◆ **To be done**: Extract each line from the entries below that has the string "خدمتكم" in it.

— begin Extracted entries —

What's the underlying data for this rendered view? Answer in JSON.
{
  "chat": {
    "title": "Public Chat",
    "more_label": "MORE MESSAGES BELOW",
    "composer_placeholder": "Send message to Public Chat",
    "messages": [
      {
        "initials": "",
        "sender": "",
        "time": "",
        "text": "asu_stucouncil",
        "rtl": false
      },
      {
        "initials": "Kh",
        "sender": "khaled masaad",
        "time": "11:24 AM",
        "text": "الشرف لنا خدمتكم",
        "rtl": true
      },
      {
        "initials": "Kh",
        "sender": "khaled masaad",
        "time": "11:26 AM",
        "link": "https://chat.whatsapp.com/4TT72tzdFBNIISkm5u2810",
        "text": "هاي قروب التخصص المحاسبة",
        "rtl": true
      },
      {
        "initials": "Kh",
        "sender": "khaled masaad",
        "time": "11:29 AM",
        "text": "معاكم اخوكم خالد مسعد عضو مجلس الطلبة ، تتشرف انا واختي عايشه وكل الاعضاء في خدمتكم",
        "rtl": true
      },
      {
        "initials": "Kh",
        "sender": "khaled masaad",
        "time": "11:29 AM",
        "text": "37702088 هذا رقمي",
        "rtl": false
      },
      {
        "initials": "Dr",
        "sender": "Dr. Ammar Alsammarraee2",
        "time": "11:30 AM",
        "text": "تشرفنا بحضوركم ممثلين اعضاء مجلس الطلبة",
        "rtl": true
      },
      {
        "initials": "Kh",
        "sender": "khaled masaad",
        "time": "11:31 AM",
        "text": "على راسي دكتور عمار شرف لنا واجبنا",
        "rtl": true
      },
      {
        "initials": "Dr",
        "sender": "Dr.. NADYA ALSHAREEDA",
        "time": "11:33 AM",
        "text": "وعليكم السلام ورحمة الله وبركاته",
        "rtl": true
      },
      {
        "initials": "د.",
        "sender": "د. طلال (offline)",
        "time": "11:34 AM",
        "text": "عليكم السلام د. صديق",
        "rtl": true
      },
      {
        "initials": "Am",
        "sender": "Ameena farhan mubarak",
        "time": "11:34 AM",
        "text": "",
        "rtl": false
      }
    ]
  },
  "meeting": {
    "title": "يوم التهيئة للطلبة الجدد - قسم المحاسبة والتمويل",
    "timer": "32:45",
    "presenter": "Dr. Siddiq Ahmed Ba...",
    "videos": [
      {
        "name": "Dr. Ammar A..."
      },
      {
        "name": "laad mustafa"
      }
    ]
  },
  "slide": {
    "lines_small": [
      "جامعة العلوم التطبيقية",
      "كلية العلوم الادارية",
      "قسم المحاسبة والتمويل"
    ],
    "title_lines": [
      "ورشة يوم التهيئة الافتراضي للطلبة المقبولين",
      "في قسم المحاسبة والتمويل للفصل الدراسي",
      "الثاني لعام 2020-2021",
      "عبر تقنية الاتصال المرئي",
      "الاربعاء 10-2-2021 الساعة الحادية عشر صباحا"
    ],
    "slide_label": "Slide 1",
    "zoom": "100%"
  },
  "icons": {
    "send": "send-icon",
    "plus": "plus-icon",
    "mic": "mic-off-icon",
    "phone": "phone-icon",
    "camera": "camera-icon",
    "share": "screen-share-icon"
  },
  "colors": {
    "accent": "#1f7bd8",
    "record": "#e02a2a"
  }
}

— end Extracted entries —

◆ **The solution**:
        "text": "الشرف لنا خدمتكم",
        "text": "معاكم اخوكم خالد مسعد عضو مجلس الطلبة ، تتشرف انا واختي عايشه وكل الاعضاء في خدمتكم",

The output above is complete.